-- start of Supplied data --

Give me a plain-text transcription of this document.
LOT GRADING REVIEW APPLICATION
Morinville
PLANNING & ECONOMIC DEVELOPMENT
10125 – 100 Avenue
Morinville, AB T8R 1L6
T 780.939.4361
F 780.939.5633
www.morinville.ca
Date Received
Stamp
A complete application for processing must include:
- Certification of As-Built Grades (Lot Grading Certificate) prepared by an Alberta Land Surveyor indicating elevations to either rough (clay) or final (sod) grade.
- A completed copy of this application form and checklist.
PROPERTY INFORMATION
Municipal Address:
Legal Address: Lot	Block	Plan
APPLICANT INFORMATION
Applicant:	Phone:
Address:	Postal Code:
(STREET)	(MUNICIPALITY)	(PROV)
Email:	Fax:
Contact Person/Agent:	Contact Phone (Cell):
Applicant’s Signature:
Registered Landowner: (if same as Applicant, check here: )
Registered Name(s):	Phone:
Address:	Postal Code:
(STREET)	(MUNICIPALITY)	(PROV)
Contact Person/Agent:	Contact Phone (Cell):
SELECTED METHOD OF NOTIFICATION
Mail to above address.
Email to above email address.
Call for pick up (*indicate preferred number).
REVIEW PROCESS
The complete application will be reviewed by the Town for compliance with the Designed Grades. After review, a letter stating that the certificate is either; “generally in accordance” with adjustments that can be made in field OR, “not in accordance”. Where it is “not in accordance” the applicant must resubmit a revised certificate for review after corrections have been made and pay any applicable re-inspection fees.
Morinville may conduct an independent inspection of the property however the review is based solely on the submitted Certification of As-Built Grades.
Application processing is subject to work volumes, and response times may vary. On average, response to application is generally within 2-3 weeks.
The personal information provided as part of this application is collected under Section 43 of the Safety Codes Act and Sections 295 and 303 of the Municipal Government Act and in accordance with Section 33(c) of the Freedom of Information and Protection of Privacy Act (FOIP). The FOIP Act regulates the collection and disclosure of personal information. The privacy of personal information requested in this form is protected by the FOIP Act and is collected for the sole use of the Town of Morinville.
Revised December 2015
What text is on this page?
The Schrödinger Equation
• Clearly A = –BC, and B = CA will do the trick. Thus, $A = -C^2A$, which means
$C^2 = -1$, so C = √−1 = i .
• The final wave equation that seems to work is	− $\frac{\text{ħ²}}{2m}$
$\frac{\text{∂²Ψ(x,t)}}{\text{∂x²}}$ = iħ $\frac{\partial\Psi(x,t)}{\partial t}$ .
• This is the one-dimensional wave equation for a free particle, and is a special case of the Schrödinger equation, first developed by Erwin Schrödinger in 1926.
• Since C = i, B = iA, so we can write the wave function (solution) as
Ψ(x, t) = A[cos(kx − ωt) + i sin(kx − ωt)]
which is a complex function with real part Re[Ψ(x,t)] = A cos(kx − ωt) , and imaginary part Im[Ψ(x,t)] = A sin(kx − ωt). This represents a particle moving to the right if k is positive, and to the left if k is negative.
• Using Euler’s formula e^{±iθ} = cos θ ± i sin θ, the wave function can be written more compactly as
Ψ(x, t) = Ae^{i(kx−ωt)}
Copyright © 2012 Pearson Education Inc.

-- end of Supplied data --

◆ **Work instructions**
Copy each line from the records above that includes the string "text".

◆ **Solution to this exercise**
Give me a plain-text transcription of this document.
What text is on this page?
• The final wave equation that seems to work is	− $\frac{\text{ħ²}}{2m}$
$\frac{\text{∂²Ψ(x,t)}}{\text{∂x²}}$ = iħ $\frac{\partial\Psi(x,t)}{\partial t}$ .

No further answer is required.